* **TASK REQUIREMENTS**
Work out the number of lines containing "image". Give that number alone.

* **SUPPLIED DATA**

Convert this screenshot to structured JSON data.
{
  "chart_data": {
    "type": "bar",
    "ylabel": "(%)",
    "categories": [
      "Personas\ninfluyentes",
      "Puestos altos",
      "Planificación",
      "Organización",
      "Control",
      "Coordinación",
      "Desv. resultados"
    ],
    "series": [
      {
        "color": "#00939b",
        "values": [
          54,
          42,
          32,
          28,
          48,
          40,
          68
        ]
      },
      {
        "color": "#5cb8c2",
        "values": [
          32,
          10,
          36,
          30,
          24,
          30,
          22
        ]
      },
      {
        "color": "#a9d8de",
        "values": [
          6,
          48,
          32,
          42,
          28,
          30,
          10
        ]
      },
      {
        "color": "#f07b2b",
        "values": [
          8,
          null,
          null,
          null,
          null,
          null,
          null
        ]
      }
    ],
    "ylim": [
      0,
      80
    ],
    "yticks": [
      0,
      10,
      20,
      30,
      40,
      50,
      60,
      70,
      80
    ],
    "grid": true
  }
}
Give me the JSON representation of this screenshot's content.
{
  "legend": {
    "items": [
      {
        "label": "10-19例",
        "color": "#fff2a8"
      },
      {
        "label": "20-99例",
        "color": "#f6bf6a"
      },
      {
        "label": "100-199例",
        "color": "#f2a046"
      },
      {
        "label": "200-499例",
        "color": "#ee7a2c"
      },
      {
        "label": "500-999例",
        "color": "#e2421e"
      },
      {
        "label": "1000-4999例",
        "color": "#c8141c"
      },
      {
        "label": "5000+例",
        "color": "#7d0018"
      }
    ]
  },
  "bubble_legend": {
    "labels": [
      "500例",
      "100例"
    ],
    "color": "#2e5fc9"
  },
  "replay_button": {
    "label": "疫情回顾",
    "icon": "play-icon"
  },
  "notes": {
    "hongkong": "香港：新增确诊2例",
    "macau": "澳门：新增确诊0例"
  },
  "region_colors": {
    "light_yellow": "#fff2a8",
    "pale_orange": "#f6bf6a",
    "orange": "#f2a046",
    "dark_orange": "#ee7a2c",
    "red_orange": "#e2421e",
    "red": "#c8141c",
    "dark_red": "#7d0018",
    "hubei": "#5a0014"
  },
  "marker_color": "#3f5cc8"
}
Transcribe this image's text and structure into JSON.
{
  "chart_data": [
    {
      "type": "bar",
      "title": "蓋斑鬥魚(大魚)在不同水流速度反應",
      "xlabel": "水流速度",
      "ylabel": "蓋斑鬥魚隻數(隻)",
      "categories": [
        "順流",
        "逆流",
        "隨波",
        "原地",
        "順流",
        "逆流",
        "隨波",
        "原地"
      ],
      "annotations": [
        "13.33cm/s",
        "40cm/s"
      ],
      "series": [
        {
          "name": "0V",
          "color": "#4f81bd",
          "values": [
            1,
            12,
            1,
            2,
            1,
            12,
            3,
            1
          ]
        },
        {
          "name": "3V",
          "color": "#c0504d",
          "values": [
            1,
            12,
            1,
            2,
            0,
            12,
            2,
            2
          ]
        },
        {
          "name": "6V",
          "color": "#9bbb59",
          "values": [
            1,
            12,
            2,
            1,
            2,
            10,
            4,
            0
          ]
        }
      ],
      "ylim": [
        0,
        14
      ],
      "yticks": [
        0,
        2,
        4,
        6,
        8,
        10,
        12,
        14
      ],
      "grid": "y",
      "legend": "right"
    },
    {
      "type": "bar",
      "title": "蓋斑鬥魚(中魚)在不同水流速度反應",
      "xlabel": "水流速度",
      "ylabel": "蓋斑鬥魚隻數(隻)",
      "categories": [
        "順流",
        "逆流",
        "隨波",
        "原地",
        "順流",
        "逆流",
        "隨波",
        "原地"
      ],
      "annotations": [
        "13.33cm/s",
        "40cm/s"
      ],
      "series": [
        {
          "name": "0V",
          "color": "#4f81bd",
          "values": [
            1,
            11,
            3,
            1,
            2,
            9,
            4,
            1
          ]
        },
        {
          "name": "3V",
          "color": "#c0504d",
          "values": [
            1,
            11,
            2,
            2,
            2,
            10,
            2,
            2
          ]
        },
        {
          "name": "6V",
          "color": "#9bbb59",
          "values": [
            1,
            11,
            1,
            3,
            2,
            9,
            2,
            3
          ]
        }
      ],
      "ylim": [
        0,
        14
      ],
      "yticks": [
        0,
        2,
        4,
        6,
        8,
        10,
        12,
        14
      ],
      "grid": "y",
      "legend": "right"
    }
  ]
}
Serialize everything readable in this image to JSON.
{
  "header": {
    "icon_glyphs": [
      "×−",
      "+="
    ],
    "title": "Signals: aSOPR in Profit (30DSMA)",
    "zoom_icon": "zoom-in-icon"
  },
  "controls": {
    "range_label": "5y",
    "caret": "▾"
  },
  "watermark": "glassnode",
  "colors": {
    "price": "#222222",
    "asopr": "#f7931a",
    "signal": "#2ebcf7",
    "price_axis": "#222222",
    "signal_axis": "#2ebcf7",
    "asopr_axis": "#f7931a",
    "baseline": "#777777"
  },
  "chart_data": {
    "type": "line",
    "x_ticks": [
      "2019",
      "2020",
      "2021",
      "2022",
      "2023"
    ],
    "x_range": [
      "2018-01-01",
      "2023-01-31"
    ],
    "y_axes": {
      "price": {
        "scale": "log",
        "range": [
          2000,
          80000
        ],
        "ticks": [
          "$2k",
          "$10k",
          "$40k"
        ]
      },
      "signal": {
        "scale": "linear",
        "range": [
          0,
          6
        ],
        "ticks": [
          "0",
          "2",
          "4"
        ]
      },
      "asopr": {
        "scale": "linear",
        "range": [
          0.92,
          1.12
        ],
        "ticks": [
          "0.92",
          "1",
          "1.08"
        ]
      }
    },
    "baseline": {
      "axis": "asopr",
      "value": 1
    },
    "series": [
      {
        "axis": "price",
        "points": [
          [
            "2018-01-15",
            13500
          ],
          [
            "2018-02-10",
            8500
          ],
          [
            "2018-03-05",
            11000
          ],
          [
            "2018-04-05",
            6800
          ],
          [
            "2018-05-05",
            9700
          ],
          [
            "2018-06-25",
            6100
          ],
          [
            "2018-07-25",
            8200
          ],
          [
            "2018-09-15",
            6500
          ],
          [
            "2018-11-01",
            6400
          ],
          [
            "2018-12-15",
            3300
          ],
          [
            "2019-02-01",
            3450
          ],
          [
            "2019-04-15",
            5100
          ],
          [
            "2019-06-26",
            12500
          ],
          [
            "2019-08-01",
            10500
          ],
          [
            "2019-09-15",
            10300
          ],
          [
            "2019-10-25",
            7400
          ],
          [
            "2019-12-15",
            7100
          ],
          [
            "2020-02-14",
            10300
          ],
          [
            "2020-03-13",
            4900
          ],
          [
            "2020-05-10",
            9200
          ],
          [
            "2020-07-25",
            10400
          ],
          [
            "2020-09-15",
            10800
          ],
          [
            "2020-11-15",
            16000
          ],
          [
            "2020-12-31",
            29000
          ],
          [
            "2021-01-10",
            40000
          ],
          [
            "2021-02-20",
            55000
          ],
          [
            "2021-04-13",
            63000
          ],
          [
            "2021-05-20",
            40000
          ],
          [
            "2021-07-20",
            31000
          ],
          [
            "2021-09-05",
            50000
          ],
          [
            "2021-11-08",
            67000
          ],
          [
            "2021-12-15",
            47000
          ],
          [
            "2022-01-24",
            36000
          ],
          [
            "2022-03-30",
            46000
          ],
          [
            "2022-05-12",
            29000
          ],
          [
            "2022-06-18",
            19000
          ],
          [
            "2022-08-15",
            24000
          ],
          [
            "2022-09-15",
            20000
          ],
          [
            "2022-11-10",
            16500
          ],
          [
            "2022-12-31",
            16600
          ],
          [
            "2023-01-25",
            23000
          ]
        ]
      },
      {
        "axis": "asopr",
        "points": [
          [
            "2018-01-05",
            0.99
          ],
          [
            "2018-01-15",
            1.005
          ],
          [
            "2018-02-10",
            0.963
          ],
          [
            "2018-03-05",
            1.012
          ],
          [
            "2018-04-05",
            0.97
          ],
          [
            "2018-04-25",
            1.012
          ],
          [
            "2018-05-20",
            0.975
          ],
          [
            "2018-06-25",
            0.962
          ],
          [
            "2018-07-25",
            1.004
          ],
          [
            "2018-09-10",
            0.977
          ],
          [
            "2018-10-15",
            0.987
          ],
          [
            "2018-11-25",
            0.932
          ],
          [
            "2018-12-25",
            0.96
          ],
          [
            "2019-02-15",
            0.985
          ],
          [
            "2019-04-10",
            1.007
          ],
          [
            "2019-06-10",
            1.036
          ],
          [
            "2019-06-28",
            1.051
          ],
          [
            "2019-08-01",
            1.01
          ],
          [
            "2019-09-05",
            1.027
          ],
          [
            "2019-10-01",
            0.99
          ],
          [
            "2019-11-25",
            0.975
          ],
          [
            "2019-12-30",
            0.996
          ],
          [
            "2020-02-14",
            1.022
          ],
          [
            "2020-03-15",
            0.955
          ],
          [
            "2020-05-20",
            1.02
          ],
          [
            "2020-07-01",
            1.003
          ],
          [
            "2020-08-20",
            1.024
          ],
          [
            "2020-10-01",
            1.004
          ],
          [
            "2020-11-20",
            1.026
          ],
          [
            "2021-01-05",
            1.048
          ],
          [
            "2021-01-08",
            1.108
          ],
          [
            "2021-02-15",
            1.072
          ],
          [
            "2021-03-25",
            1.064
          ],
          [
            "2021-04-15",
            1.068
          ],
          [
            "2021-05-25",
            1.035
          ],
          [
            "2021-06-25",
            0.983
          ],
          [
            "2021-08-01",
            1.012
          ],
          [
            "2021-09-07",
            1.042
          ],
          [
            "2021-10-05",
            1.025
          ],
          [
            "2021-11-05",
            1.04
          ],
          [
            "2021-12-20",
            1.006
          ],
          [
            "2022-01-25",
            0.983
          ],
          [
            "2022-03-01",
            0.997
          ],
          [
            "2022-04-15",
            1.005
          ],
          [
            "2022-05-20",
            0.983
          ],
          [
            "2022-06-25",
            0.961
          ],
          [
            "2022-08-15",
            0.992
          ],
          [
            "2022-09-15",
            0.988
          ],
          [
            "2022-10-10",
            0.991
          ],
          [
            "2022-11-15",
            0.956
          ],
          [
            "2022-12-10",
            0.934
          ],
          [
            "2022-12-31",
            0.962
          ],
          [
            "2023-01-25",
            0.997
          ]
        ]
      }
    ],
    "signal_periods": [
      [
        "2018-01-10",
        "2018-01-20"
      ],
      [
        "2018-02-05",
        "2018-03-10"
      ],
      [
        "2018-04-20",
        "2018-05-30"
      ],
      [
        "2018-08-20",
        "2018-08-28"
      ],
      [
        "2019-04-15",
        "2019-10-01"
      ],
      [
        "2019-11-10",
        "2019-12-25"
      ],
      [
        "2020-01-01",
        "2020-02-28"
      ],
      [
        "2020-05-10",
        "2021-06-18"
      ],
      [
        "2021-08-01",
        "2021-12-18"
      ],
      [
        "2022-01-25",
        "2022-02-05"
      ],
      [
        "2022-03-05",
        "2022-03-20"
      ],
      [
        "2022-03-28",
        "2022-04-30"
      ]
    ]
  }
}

* **REPLY TO THE TASK**
2